◆ Your goal: Repeat the material verbatim and drop the pictures.

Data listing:
------

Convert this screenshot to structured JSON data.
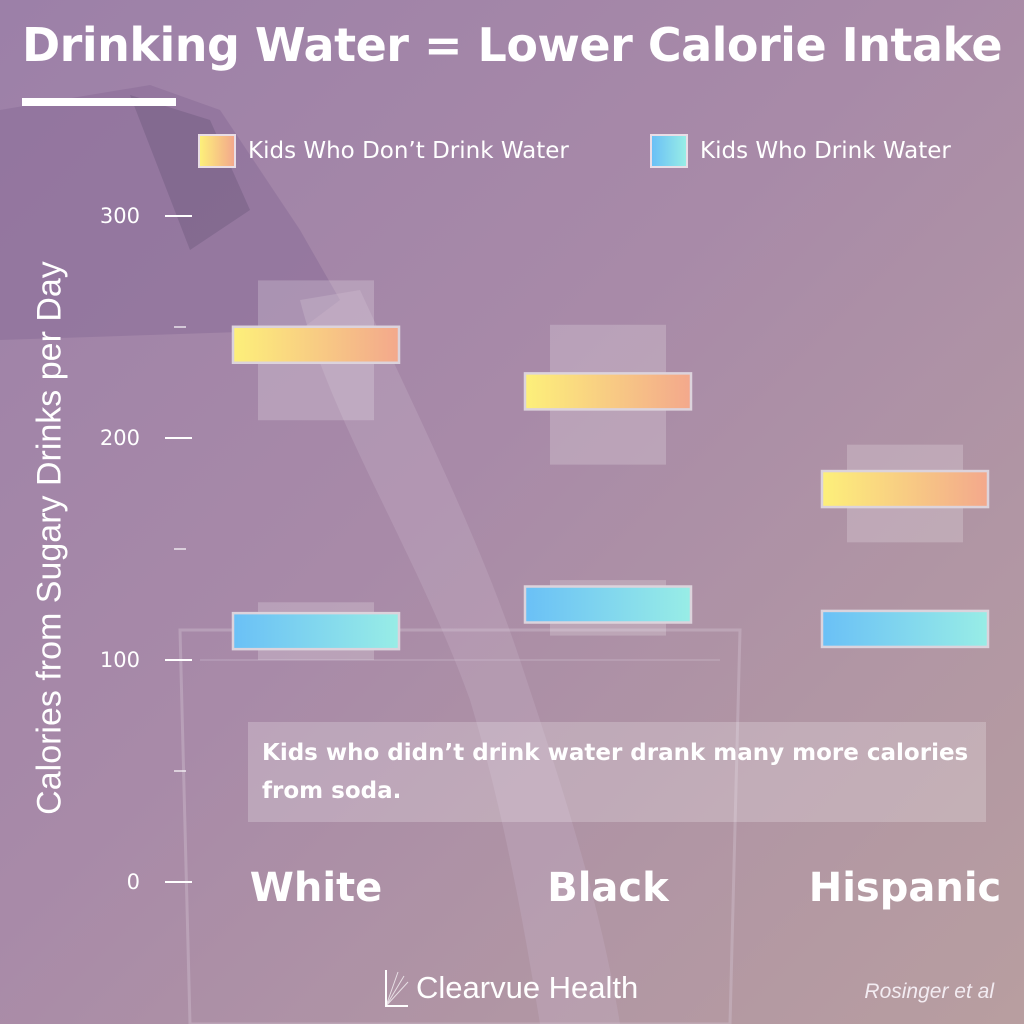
{
  "title": "Drinking Water = Lower Calorie Intake",
  "legend": [
    {
      "label": "Kids Who Don’t Drink Water"
    },
    {
      "label": "Kids Who Drink Water"
    }
  ],
  "annotation": "Kids who didn’t drink water drank many more calories from soda.",
  "brand": "Clearvue Health",
  "source": "Rosinger et al",
  "colors": {
    "no_water_start": "#fdf07a",
    "no_water_end": "#f3a88c",
    "water_start": "#6ac0f6",
    "water_end": "#98ede6",
    "ci_box": "#ffffff"
  },
  "chart_data": {
    "type": "bar",
    "ylabel": "Calories from Sugary Drinks per Day",
    "xlabel": "",
    "ylim": [
      0,
      300
    ],
    "yticks": [
      0,
      100,
      200,
      300
    ],
    "categories": [
      "White",
      "Black",
      "Hispanic"
    ],
    "series": [
      {
        "name": "Kids Who Don’t Drink Water",
        "values": [
          242,
          221,
          177
        ],
        "ci_low": [
          208,
          188,
          153
        ],
        "ci_high": [
          271,
          251,
          197
        ]
      },
      {
        "name": "Kids Who Drink Water",
        "values": [
          113,
          125,
          114
        ],
        "ci_low": [
          100,
          111,
          108
        ],
        "ci_high": [
          126,
          136,
          120
        ]
      }
    ],
    "grid": false,
    "legend_position": "top"
  }
}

------

◆ Correct output:
Convert this screenshot to structured JSON data.
{
  "title": "Drinking Water = Lower Calorie Intake",
  "legend": [
    {
      "label": "Kids Who Don’t Drink Water"
    },
    {
      "label": "Kids Who Drink Water"
    }
  ],
  "annotation": "Kids who didn’t drink water drank many more calories from soda.",
  "brand": "Clearvue Health",
  "source": "Rosinger et al",
  "colors": {
    "no_water_start": "#fdf07a",
    "no_water_end": "#f3a88c",
    "water_start": "#6ac0f6",
    "water_end": "#98ede6",
    "ci_box": "#ffffff"
  },
  "chart_data": {
    "type": "bar",
    "ylabel": "Calories from Sugary Drinks per Day",
    "xlabel": "",
    "ylim": [
      0,
      300
    ],
    "yticks": [
      0,
      100,
      200,
      300
    ],
    "categories": [
      "White",
      "Black",
      "Hispanic"
    ],
    "series": [
      {
        "name": "Kids Who Don’t Drink Water",
        "values": [
          242,
          221,
          177
        ],
        "ci_low": [
          208,
          188,
          153
        ],
        "ci_high": [
          271,
          251,
          197
        ]
      },
      {
        "name": "Kids Who Drink Water",
        "values": [
          113,
          125,
          114
        ],
        "ci_low": [
          100,
          111,
          108
        ],
        "ci_high": [
          126,
          136,
          120
        ]
      }
    ],
    "grid": false,
    "legend_position": "top"
  }
}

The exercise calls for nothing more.